• Material:
_____
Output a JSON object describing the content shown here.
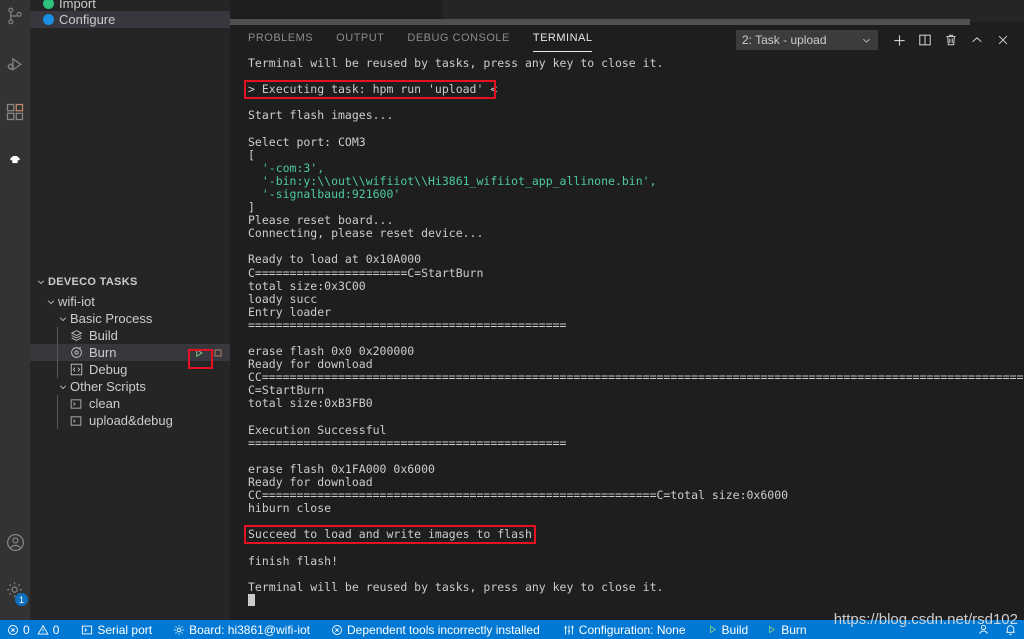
{
  "activitybar": {
    "items": [
      {
        "name": "source-control-icon",
        "title": "Source Control"
      },
      {
        "name": "run-debug-icon",
        "title": "Run and Debug"
      },
      {
        "name": "extensions-icon",
        "title": "Extensions"
      },
      {
        "name": "deveco-icon",
        "title": "DevEco Home"
      }
    ],
    "bottom": [
      {
        "name": "accounts-icon",
        "title": "Accounts"
      },
      {
        "name": "settings-gear-icon",
        "title": "Manage",
        "badge": "1"
      }
    ]
  },
  "sidebar": {
    "top_items": [
      {
        "label": "Import",
        "dot": "#2ec27e"
      },
      {
        "label": "Configure",
        "dot": "#1a8fe3"
      }
    ],
    "section_title": "DEVECO TASKS",
    "tree": [
      {
        "label": "wifi-iot",
        "type": "folder",
        "depth": 1,
        "expanded": true
      },
      {
        "label": "Basic Process",
        "type": "folder",
        "depth": 2,
        "expanded": true
      },
      {
        "label": "Build",
        "type": "task",
        "icon": "layers-icon",
        "depth": 3
      },
      {
        "label": "Burn",
        "type": "task",
        "icon": "burn-icon",
        "depth": 3,
        "selected": true
      },
      {
        "label": "Debug",
        "type": "task",
        "icon": "code-icon",
        "depth": 3
      },
      {
        "label": "Other Scripts",
        "type": "folder",
        "depth": 2,
        "expanded": true
      },
      {
        "label": "clean",
        "type": "script",
        "icon": "terminal-icon",
        "depth": 3
      },
      {
        "label": "upload&debug",
        "type": "script",
        "icon": "terminal-icon",
        "depth": 3
      }
    ],
    "row_actions": {
      "run": "run-task-icon",
      "stop": "stop-task-icon"
    }
  },
  "panel": {
    "tabs": [
      {
        "label": "PROBLEMS",
        "active": false
      },
      {
        "label": "OUTPUT",
        "active": false
      },
      {
        "label": "DEBUG CONSOLE",
        "active": false
      },
      {
        "label": "TERMINAL",
        "active": true
      }
    ],
    "terminal_selector": "2: Task - upload",
    "actions": [
      {
        "name": "new-terminal-icon",
        "label": "+"
      },
      {
        "name": "split-terminal-icon",
        "label": "split"
      },
      {
        "name": "kill-terminal-icon",
        "label": "trash"
      },
      {
        "name": "maximize-panel-icon",
        "label": "chevron-up"
      },
      {
        "name": "close-panel-icon",
        "label": "close"
      }
    ]
  },
  "terminal": {
    "lines": [
      {
        "text": "Terminal will be reused by tasks, press any key to close it."
      },
      {
        "text": ""
      },
      {
        "text": "> Executing task: hpm run 'upload' <",
        "highlight": true
      },
      {
        "text": ""
      },
      {
        "text": "Start flash images..."
      },
      {
        "text": ""
      },
      {
        "text": "Select port: COM3"
      },
      {
        "text": "["
      },
      {
        "text": "  '-com:3',",
        "color": "green"
      },
      {
        "text": "  '-bin:y:\\\\out\\\\wifiiot\\\\Hi3861_wifiiot_app_allinone.bin',",
        "color": "green"
      },
      {
        "text": "  '-signalbaud:921600'",
        "color": "green"
      },
      {
        "text": "]"
      },
      {
        "text": "Please reset board..."
      },
      {
        "text": "Connecting, please reset device..."
      },
      {
        "text": ""
      },
      {
        "text": "Ready to load at 0x10A000"
      },
      {
        "text": "C======================C=StartBurn"
      },
      {
        "text": "total size:0x3C00"
      },
      {
        "text": "loady succ"
      },
      {
        "text": "Entry loader"
      },
      {
        "text": "=============================================="
      },
      {
        "text": ""
      },
      {
        "text": "erase flash 0x0 0x200000"
      },
      {
        "text": "Ready for download"
      },
      {
        "text": "CC==================================================================================================================================================================================================================================="
      },
      {
        "text": "C=StartBurn"
      },
      {
        "text": "total size:0xB3FB0"
      },
      {
        "text": ""
      },
      {
        "text": "Execution Successful"
      },
      {
        "text": "=============================================="
      },
      {
        "text": ""
      },
      {
        "text": "erase flash 0x1FA000 0x6000"
      },
      {
        "text": "Ready for download"
      },
      {
        "text": "CC=========================================================C=total size:0x6000"
      },
      {
        "text": "hiburn close"
      },
      {
        "text": ""
      },
      {
        "text": "Succeed to load and write images to flash.",
        "highlight": true
      },
      {
        "text": ""
      },
      {
        "text": "finish flash!"
      },
      {
        "text": ""
      },
      {
        "text": "Terminal will be reused by tasks, press any key to close it."
      },
      {
        "text": "",
        "cursor": true
      }
    ]
  },
  "statusbar": {
    "left": [
      {
        "name": "problems-status",
        "icon": "error-icon",
        "label": "0",
        "icon2": "warning-icon",
        "label2": "0"
      },
      {
        "name": "serial-port-status",
        "icon": "terminal-box-icon",
        "label": "Serial port"
      },
      {
        "name": "board-status",
        "icon": "gear-icon",
        "label": "Board: hi3861@wifi-iot"
      },
      {
        "name": "dependent-tools-status",
        "icon": "error-circle-icon",
        "label": "Dependent tools incorrectly installed"
      },
      {
        "name": "configuration-status",
        "icon": "settings-sliders-icon",
        "label": "Configuration: None"
      },
      {
        "name": "build-status",
        "icon": "play-icon",
        "label": "Build"
      },
      {
        "name": "burn-status",
        "icon": "play-icon",
        "label": "Burn"
      }
    ],
    "right": [
      {
        "name": "remote-status",
        "icon": "account-icon"
      },
      {
        "name": "notifications-status",
        "icon": "bell-icon"
      }
    ]
  },
  "watermark": "https://blog.csdn.net/rsd102",
  "colors": {
    "accent_blue": "#0078d4",
    "terminal_green": "#4ec9a0",
    "highlight_red": "#e81123",
    "selected_row": "#37373d",
    "sidebar_bg": "#252526",
    "editor_bg": "#1e1e1e",
    "activitybar_bg": "#333333"
  }
}
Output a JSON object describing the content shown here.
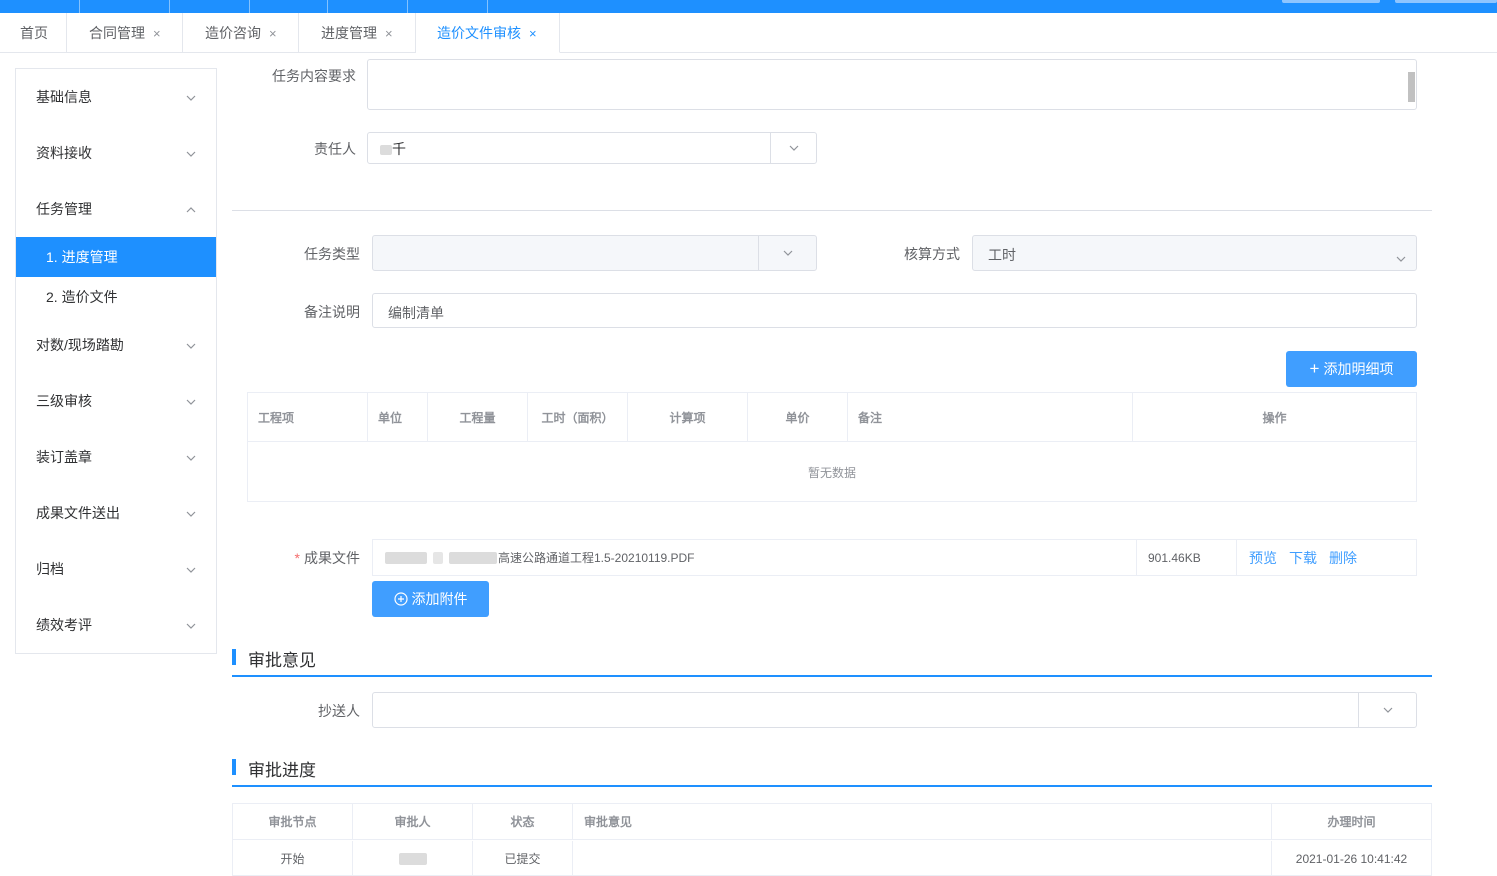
{
  "tabs": [
    {
      "label": "首页",
      "closable": false
    },
    {
      "label": "合同管理",
      "closable": true
    },
    {
      "label": "造价咨询",
      "closable": true
    },
    {
      "label": "进度管理",
      "closable": true
    },
    {
      "label": "造价文件审核",
      "closable": true,
      "active": true
    }
  ],
  "close_glyph": "×",
  "sidebar": {
    "items": [
      {
        "label": "基础信息",
        "icon": "chevron-down-icon"
      },
      {
        "label": "资料接收",
        "icon": "chevron-down-icon"
      },
      {
        "label": "任务管理",
        "icon": "chevron-up-icon"
      },
      {
        "label": "1. 进度管理",
        "active": true
      },
      {
        "label": "2. 造价文件"
      },
      {
        "label": "对数/现场踏勘",
        "icon": "chevron-down-icon"
      },
      {
        "label": "三级审核",
        "icon": "chevron-down-icon"
      },
      {
        "label": "装订盖章",
        "icon": "chevron-down-icon"
      },
      {
        "label": "成果文件送出",
        "icon": "chevron-down-icon"
      },
      {
        "label": "归档",
        "icon": "chevron-down-icon"
      },
      {
        "label": "绩效考评",
        "icon": "chevron-down-icon"
      }
    ]
  },
  "form": {
    "task_req_label": "任务内容要求",
    "task_req_value": "",
    "owner_label": "责任人",
    "owner_value": "千",
    "task_type_label": "任务类型",
    "task_type_value": "",
    "calc_label": "核算方式",
    "calc_value": "工时",
    "remark_label": "备注说明",
    "remark_value": "编制清单",
    "add_detail_button": "添加明细项",
    "plus_glyph": "+"
  },
  "detail_table": {
    "headers": [
      "工程项",
      "单位",
      "工程量",
      "工时（面积）",
      "计算项",
      "单价",
      "备注",
      "操作"
    ],
    "empty_text": "暂无数据"
  },
  "attachment": {
    "required_mark": "*",
    "label": "成果文件",
    "filename": "高速公路通道工程1.5-20210119.PDF",
    "size": "901.46KB",
    "actions": [
      "预览",
      "下载",
      "删除"
    ],
    "add_button": "添加附件"
  },
  "approval_opinion": {
    "title": "审批意见",
    "cc_label": "抄送人",
    "cc_value": ""
  },
  "approval_progress": {
    "title": "审批进度",
    "headers": [
      "审批节点",
      "审批人",
      "状态",
      "审批意见",
      "办理时间"
    ],
    "rows": [
      {
        "node": "开始",
        "approver": "",
        "status": "已提交",
        "opinion": "",
        "time": "2021-01-26 10:41:42"
      }
    ]
  },
  "colors": {
    "accent": "#1e90ff",
    "button": "#409eff",
    "required": "#f56c6c"
  }
}
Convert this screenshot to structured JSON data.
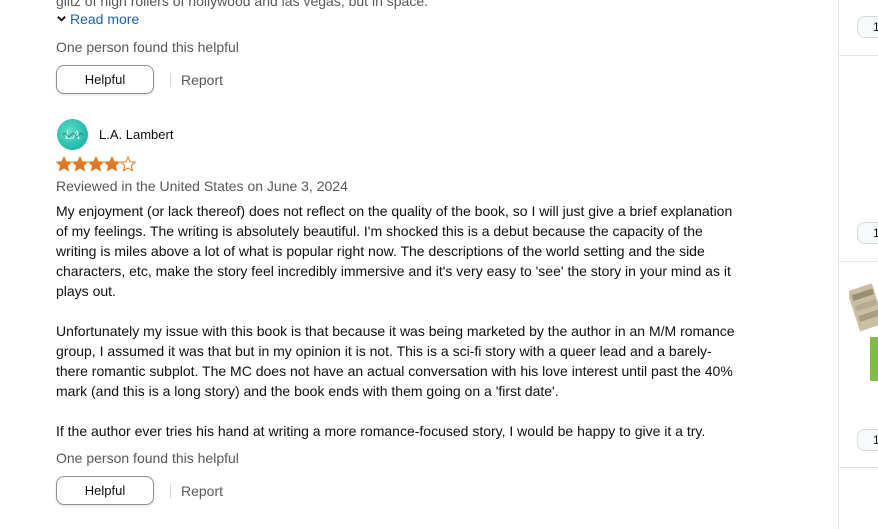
{
  "review_prev": {
    "clipped_text": "glitz of high rollers of hollywood and las vegas, but in space.",
    "read_more": "Read more",
    "helpful_count": "One person found this helpful",
    "helpful_button": "Helpful",
    "report_link": "Report"
  },
  "review": {
    "reviewer_name": "L.A. Lambert",
    "avatar_initials": "LA",
    "rating": 4,
    "rating_max": 5,
    "date": "Reviewed in the United States on June 3, 2024",
    "paragraphs": [
      "My enjoyment (or lack thereof) does not reflect on the quality of the book, so I will just give a brief explanation of my feelings. The writing is absolutely beautiful. I'm shocked this is a debut because the capacity of the writing is miles above a lot of what is popular right now. The descriptions of the world setting and the side characters, etc, make the story feel incredibly immersive and it's very easy to 'see' the story in your mind as it plays out.",
      "Unfortunately my issue with this book is that because it was being marketed by the author in an M/M romance group, I assumed it was that but in my opinion it is not. This is a sci-fi story with a queer lead and a barely-there romantic subplot. The MC does not have an actual conversation with his love interest until past the 40% mark (and this is a long story) and the book ends with them going on a 'first date'.",
      "If the author ever tries his hand at writing a more romance-focused story, I would be happy to give it a try."
    ],
    "helpful_count": "One person found this helpful",
    "helpful_button": "Helpful",
    "report_link": "Report"
  },
  "sidebar": {
    "pills": [
      "1",
      "1",
      "1"
    ]
  },
  "colors": {
    "star": "#de7921",
    "link": "#2162a1",
    "muted": "#565959"
  }
}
_____
Search the entries for the word "right", then list each line that holds it.

• Response to this task:
    "right": [
      "My enjoyment (or lack thereof) does not reflect on the quality of the book, so I will just give a brief explanation of my feelings. The writing is absolutely beautiful. I'm shocked this is a debut because the capacity of the writing is miles above a lot of what is popular right now. The descriptions of the world setting and the side characters, etc, make the story feel incredibly immersive and it's very easy to 'see' the story in your mind as it plays out.",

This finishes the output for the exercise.